### Information supplied
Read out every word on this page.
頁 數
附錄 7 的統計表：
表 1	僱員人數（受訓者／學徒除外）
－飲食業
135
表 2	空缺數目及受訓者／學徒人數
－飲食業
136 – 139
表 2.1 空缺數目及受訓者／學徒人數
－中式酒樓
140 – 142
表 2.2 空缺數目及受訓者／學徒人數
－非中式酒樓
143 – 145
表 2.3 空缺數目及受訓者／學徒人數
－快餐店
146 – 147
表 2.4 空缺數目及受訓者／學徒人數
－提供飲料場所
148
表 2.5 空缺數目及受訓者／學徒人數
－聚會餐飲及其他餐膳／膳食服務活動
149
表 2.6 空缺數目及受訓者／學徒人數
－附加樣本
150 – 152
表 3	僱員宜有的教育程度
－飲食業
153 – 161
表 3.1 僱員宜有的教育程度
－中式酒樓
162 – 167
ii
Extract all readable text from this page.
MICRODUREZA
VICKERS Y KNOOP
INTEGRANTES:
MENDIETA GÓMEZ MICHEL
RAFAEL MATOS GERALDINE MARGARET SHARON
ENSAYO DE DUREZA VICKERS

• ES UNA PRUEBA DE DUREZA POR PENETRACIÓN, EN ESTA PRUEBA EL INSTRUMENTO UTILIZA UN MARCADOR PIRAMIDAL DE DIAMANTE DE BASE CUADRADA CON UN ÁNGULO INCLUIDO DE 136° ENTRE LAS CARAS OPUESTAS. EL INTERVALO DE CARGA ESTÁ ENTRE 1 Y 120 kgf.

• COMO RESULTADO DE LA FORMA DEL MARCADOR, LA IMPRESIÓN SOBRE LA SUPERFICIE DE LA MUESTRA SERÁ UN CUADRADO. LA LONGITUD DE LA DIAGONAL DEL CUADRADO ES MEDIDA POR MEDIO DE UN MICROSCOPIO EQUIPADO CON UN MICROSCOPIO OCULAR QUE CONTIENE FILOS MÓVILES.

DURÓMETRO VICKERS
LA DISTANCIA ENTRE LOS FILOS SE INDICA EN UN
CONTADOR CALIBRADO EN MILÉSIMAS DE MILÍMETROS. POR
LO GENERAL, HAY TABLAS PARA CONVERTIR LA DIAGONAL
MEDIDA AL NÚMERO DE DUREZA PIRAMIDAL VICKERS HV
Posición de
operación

### What to do
Using the listing above, please repeat every entry exactly.

### Output of the task
Read out every word on this page.
頁 數
附錄 7 的統計表：
表 1	僱員人數（受訓者／學徒除外）
－飲食業
135
表 2	空缺數目及受訓者／學徒人數
－飲食業
136 – 139
表 2.1 空缺數目及受訓者／學徒人數
－中式酒樓
140 – 142
表 2.2 空缺數目及受訓者／學徒人數
－非中式酒樓
143 – 145
表 2.3 空缺數目及受訓者／學徒人數
－快餐店
146 – 147
表 2.4 空缺數目及受訓者／學徒人數
－提供飲料場所
148
表 2.5 空缺數目及受訓者／學徒人數
－聚會餐飲及其他餐膳／膳食服務活動
149
表 2.6 空缺數目及受訓者／學徒人數
－附加樣本
150 – 152
表 3	僱員宜有的教育程度
－飲食業
153 – 161
表 3.1 僱員宜有的教育程度
－中式酒樓
162 – 167
ii
Extract all readable text from this page.
MICRODUREZA
VICKERS Y KNOOP
INTEGRANTES:
MENDIETA GÓMEZ MICHEL
RAFAEL MATOS GERALDINE MARGARET SHARON
ENSAYO DE DUREZA VICKERS

• ES UNA PRUEBA DE DUREZA POR PENETRACIÓN, EN ESTA PRUEBA EL INSTRUMENTO UTILIZA UN MARCADOR PIRAMIDAL DE DIAMANTE DE BASE CUADRADA CON UN ÁNGULO INCLUIDO DE 136° ENTRE LAS CARAS OPUESTAS. EL INTERVALO DE CARGA ESTÁ ENTRE 1 Y 120 kgf.

• COMO RESULTADO DE LA FORMA DEL MARCADOR, LA IMPRESIÓN SOBRE LA SUPERFICIE DE LA MUESTRA SERÁ UN CUADRADO. LA LONGITUD DE LA DIAGONAL DEL CUADRADO ES MEDIDA POR MEDIO DE UN MICROSCOPIO EQUIPADO CON UN MICROSCOPIO OCULAR QUE CONTIENE FILOS MÓVILES.

DURÓMETRO VICKERS
LA DISTANCIA ENTRE LOS FILOS SE INDICA EN UN
CONTADOR CALIBRADO EN MILÉSIMAS DE MILÍMETROS. POR
LO GENERAL, HAY TABLAS PARA CONVERTIR LA DIAGONAL
MEDIDA AL NÚMERO DE DUREZA PIRAMIDAL VICKERS HV
Posición de
operación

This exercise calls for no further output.